The problem » Give the entries again, word for word.

** start of Data rows **

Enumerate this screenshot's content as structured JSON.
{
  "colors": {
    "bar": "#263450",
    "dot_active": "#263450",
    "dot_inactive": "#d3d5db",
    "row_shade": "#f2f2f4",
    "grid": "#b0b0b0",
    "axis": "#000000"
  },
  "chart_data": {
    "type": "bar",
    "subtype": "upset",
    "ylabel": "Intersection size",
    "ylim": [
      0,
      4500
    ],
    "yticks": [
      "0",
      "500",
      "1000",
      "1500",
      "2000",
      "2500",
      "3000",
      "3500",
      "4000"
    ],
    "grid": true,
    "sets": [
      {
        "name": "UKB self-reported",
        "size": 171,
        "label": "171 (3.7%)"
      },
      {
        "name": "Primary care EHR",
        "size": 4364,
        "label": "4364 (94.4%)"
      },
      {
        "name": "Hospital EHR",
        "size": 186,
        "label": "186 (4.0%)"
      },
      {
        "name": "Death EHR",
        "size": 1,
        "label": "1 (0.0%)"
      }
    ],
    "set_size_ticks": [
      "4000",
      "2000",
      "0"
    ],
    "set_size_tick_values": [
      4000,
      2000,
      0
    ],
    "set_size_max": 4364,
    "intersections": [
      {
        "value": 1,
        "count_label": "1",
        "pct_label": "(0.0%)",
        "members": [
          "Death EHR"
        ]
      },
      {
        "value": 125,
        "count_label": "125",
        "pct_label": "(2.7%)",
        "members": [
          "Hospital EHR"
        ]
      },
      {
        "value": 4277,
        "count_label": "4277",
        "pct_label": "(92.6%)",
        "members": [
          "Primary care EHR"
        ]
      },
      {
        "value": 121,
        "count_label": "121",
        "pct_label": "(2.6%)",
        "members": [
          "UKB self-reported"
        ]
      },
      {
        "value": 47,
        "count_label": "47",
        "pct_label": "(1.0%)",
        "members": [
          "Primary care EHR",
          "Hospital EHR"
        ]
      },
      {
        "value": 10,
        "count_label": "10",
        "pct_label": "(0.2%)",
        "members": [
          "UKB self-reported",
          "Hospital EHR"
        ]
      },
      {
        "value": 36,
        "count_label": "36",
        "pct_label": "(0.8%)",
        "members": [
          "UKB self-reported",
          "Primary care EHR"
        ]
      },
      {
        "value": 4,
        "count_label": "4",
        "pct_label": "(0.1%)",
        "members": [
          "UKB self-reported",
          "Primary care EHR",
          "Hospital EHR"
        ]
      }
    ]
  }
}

** end of Data rows **

Solution to this problem »
Enumerate this screenshot's content as structured JSON.
{
  "colors": {
    "bar": "#263450",
    "dot_active": "#263450",
    "dot_inactive": "#d3d5db",
    "row_shade": "#f2f2f4",
    "grid": "#b0b0b0",
    "axis": "#000000"
  },
  "chart_data": {
    "type": "bar",
    "subtype": "upset",
    "ylabel": "Intersection size",
    "ylim": [
      0,
      4500
    ],
    "yticks": [
      "0",
      "500",
      "1000",
      "1500",
      "2000",
      "2500",
      "3000",
      "3500",
      "4000"
    ],
    "grid": true,
    "sets": [
      {
        "name": "UKB self-reported",
        "size": 171,
        "label": "171 (3.7%)"
      },
      {
        "name": "Primary care EHR",
        "size": 4364,
        "label": "4364 (94.4%)"
      },
      {
        "name": "Hospital EHR",
        "size": 186,
        "label": "186 (4.0%)"
      },
      {
        "name": "Death EHR",
        "size": 1,
        "label": "1 (0.0%)"
      }
    ],
    "set_size_ticks": [
      "4000",
      "2000",
      "0"
    ],
    "set_size_tick_values": [
      4000,
      2000,
      0
    ],
    "set_size_max": 4364,
    "intersections": [
      {
        "value": 1,
        "count_label": "1",
        "pct_label": "(0.0%)",
        "members": [
          "Death EHR"
        ]
      },
      {
        "value": 125,
        "count_label": "125",
        "pct_label": "(2.7%)",
        "members": [
          "Hospital EHR"
        ]
      },
      {
        "value": 4277,
        "count_label": "4277",
        "pct_label": "(92.6%)",
        "members": [
          "Primary care EHR"
        ]
      },
      {
        "value": 121,
        "count_label": "121",
        "pct_label": "(2.6%)",
        "members": [
          "UKB self-reported"
        ]
      },
      {
        "value": 47,
        "count_label": "47",
        "pct_label": "(1.0%)",
        "members": [
          "Primary care EHR",
          "Hospital EHR"
        ]
      },
      {
        "value": 10,
        "count_label": "10",
        "pct_label": "(0.2%)",
        "members": [
          "UKB self-reported",
          "Hospital EHR"
        ]
      },
      {
        "value": 36,
        "count_label": "36",
        "pct_label": "(0.8%)",
        "members": [
          "UKB self-reported",
          "Primary care EHR"
        ]
      },
      {
        "value": 4,
        "count_label": "4",
        "pct_label": "(0.1%)",
        "members": [
          "UKB self-reported",
          "Primary care EHR",
          "Hospital EHR"
        ]
      }
    ]
  }
}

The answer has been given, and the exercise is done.